- _Exercise aim_
Every line below must be reproduced exactly. Copy them all.

..........

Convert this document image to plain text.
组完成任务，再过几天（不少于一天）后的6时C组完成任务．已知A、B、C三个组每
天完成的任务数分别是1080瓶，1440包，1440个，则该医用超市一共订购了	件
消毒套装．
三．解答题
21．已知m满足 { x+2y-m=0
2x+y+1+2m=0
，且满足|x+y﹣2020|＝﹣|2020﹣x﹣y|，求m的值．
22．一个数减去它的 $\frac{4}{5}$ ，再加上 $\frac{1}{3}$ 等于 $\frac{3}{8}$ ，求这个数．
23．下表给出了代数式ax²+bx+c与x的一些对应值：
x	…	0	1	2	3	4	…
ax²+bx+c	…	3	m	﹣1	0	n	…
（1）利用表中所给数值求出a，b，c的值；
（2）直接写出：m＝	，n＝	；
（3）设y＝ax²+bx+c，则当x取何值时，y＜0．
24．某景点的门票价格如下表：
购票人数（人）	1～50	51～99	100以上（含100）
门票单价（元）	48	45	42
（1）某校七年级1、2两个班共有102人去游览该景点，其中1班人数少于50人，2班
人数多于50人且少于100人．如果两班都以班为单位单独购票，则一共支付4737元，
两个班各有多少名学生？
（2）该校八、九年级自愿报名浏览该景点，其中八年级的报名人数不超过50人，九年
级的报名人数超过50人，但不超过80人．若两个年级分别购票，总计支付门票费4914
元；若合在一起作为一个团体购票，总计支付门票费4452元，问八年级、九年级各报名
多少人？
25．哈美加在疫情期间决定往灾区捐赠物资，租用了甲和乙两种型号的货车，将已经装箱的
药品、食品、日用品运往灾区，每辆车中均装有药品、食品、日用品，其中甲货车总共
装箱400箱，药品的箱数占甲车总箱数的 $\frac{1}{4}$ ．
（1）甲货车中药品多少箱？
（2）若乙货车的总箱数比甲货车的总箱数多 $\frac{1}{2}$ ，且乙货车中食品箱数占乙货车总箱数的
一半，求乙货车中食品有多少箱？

..........

- _Final answer_
Convert this document image to plain text.
组完成任务，再过几天（不少于一天）后的6时C组完成任务．已知A、B、C三个组每
天完成的任务数分别是1080瓶，1440包，1440个，则该医用超市一共订购了	件
消毒套装．
三．解答题
21．已知m满足 { x+2y-m=0
2x+y+1+2m=0
，且满足|x+y﹣2020|＝﹣|2020﹣x﹣y|，求m的值．
22．一个数减去它的 $\frac{4}{5}$ ，再加上 $\frac{1}{3}$ 等于 $\frac{3}{8}$ ，求这个数．
23．下表给出了代数式ax²+bx+c与x的一些对应值：
x	…	0	1	2	3	4	…
ax²+bx+c	…	3	m	﹣1	0	n	…
（1）利用表中所给数值求出a，b，c的值；
（2）直接写出：m＝	，n＝	；
（3）设y＝ax²+bx+c，则当x取何值时，y＜0．
24．某景点的门票价格如下表：
购票人数（人）	1～50	51～99	100以上（含100）
门票单价（元）	48	45	42
（1）某校七年级1、2两个班共有102人去游览该景点，其中1班人数少于50人，2班
人数多于50人且少于100人．如果两班都以班为单位单独购票，则一共支付4737元，
两个班各有多少名学生？
（2）该校八、九年级自愿报名浏览该景点，其中八年级的报名人数不超过50人，九年
级的报名人数超过50人，但不超过80人．若两个年级分别购票，总计支付门票费4914
元；若合在一起作为一个团体购票，总计支付门票费4452元，问八年级、九年级各报名
多少人？
25．哈美加在疫情期间决定往灾区捐赠物资，租用了甲和乙两种型号的货车，将已经装箱的
药品、食品、日用品运往灾区，每辆车中均装有药品、食品、日用品，其中甲货车总共
装箱400箱，药品的箱数占甲车总箱数的 $\frac{1}{4}$ ．
（1）甲货车中药品多少箱？
（2）若乙货车的总箱数比甲货车的总箱数多 $\frac{1}{2}$ ，且乙货车中食品箱数占乙货车总箱数的
一半，求乙货车中食品有多少箱？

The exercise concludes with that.